▶ Challenge
From the records, pick out and copy each line containing "national".

▶ Dataset rows about figures
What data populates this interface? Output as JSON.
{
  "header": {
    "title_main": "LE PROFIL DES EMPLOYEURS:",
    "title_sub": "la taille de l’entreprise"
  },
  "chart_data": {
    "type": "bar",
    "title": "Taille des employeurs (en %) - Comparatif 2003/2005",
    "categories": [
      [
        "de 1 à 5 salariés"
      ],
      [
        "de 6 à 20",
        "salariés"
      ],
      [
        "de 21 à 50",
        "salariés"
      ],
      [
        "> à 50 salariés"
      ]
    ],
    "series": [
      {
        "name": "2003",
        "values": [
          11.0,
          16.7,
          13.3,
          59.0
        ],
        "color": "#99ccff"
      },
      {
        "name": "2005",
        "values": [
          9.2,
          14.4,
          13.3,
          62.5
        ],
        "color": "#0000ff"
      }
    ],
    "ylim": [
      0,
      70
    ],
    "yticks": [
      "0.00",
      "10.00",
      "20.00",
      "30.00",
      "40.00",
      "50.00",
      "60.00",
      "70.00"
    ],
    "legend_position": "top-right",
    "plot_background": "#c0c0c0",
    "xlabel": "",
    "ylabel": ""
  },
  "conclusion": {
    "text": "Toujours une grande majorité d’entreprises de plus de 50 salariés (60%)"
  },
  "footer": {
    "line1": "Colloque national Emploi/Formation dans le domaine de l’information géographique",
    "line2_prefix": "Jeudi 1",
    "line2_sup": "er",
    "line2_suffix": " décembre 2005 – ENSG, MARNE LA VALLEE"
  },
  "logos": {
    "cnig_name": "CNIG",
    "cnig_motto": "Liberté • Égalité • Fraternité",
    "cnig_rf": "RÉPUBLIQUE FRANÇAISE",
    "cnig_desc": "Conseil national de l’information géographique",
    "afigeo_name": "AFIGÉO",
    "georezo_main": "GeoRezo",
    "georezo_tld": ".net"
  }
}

▶ Right answer
    "line1": "Colloque national Emploi/Formation dans le domaine de l’information géographique",
    "cnig_desc": "Conseil national de l’information géographique",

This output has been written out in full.